-- Start of Input data --

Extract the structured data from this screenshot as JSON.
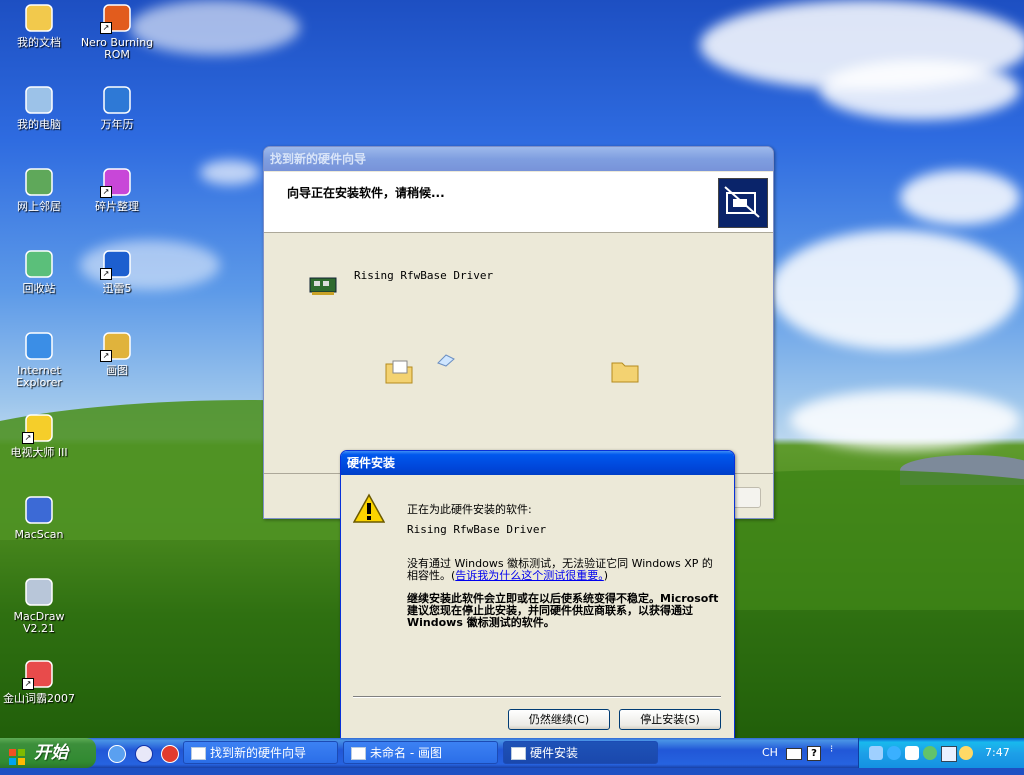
{
  "desktop": {
    "icons": [
      {
        "label": "我的文档",
        "icon": "my-documents-icon",
        "shortcut": false
      },
      {
        "label": "Nero Burning\nROM",
        "icon": "nero-burning-rom-icon",
        "shortcut": true
      },
      {
        "label": "我的电脑",
        "icon": "my-computer-icon",
        "shortcut": false
      },
      {
        "label": "万年历",
        "icon": "calendar-icon",
        "shortcut": false
      },
      {
        "label": "网上邻居",
        "icon": "network-places-icon",
        "shortcut": false
      },
      {
        "label": "碎片整理",
        "icon": "defrag-icon",
        "shortcut": true
      },
      {
        "label": "回收站",
        "icon": "recycle-bin-icon",
        "shortcut": false
      },
      {
        "label": "迅雷5",
        "icon": "thunder-icon",
        "shortcut": true
      },
      {
        "label": "Internet\nExplorer",
        "icon": "internet-explorer-icon",
        "shortcut": false
      },
      {
        "label": "画图",
        "icon": "paint-icon",
        "shortcut": true
      },
      {
        "label": "电视大师 III",
        "icon": "tv-master-icon",
        "shortcut": true
      },
      {
        "label": "MacScan",
        "icon": "macscan-icon",
        "shortcut": false
      },
      {
        "label": "MacDraw\nV2.21",
        "icon": "macdraw-icon",
        "shortcut": false
      },
      {
        "label": "金山词霸2007",
        "icon": "kingsoft-powerword-icon",
        "shortcut": true
      }
    ]
  },
  "wizard": {
    "title": "找到新的硬件向导",
    "header_text": "向导正在安装软件，请稍候...",
    "device_name": "Rising RfwBase Driver"
  },
  "dialog": {
    "title": "硬件安装",
    "installing_label": "正在为此硬件安装的软件:",
    "device_name": "Rising RfwBase Driver",
    "warning_text": "没有通过 Windows 徽标测试，无法验证它同 Windows XP 的相容性。(",
    "warning_link": "告诉我为什么这个测试很重要。",
    "warning_close": ")",
    "bold_text": "继续安装此软件会立即或在以后使系统变得不稳定。Microsoft 建议您现在停止此安装，并同硬件供应商联系，以获得通过 Windows 徽标测试的软件。",
    "continue_button": "仍然继续(C)",
    "stop_button": "停止安装(S)"
  },
  "taskbar": {
    "start_label": "开始",
    "tasks": [
      {
        "label": "找到新的硬件向导",
        "active": false
      },
      {
        "label": "未命名 - 画图",
        "active": false
      },
      {
        "label": "硬件安装",
        "active": true
      }
    ],
    "language": "CH",
    "clock": "7:47"
  },
  "colors": {
    "xp_title_active": "#0046d9",
    "taskbar_blue": "#245edb",
    "start_green": "#3c8f3b",
    "dialog_face": "#ece9d8"
  }
}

-- End of Input data --

→ **What is being asked**: Using the data above, write out every line exactly, leaving the images behind.

→ **In response**:
Extract the structured data from this screenshot as JSON.
{
  "desktop": {
    "icons": [
      {
        "label": "我的文档",
        "icon": "my-documents-icon",
        "shortcut": false
      },
      {
        "label": "Nero Burning\nROM",
        "icon": "nero-burning-rom-icon",
        "shortcut": true
      },
      {
        "label": "我的电脑",
        "icon": "my-computer-icon",
        "shortcut": false
      },
      {
        "label": "万年历",
        "icon": "calendar-icon",
        "shortcut": false
      },
      {
        "label": "网上邻居",
        "icon": "network-places-icon",
        "shortcut": false
      },
      {
        "label": "碎片整理",
        "icon": "defrag-icon",
        "shortcut": true
      },
      {
        "label": "回收站",
        "icon": "recycle-bin-icon",
        "shortcut": false
      },
      {
        "label": "迅雷5",
        "icon": "thunder-icon",
        "shortcut": true
      },
      {
        "label": "Internet\nExplorer",
        "icon": "internet-explorer-icon",
        "shortcut": false
      },
      {
        "label": "画图",
        "icon": "paint-icon",
        "shortcut": true
      },
      {
        "label": "电视大师 III",
        "icon": "tv-master-icon",
        "shortcut": true
      },
      {
        "label": "MacScan",
        "icon": "macscan-icon",
        "shortcut": false
      },
      {
        "label": "MacDraw\nV2.21",
        "icon": "macdraw-icon",
        "shortcut": false
      },
      {
        "label": "金山词霸2007",
        "icon": "kingsoft-powerword-icon",
        "shortcut": true
      }
    ]
  },
  "wizard": {
    "title": "找到新的硬件向导",
    "header_text": "向导正在安装软件，请稍候...",
    "device_name": "Rising RfwBase Driver"
  },
  "dialog": {
    "title": "硬件安装",
    "installing_label": "正在为此硬件安装的软件:",
    "device_name": "Rising RfwBase Driver",
    "warning_text": "没有通过 Windows 徽标测试，无法验证它同 Windows XP 的相容性。(",
    "warning_link": "告诉我为什么这个测试很重要。",
    "warning_close": ")",
    "bold_text": "继续安装此软件会立即或在以后使系统变得不稳定。Microsoft 建议您现在停止此安装，并同硬件供应商联系，以获得通过 Windows 徽标测试的软件。",
    "continue_button": "仍然继续(C)",
    "stop_button": "停止安装(S)"
  },
  "taskbar": {
    "start_label": "开始",
    "tasks": [
      {
        "label": "找到新的硬件向导",
        "active": false
      },
      {
        "label": "未命名 - 画图",
        "active": false
      },
      {
        "label": "硬件安装",
        "active": true
      }
    ],
    "language": "CH",
    "clock": "7:47"
  },
  "colors": {
    "xp_title_active": "#0046d9",
    "taskbar_blue": "#245edb",
    "start_green": "#3c8f3b",
    "dialog_face": "#ece9d8"
  }
}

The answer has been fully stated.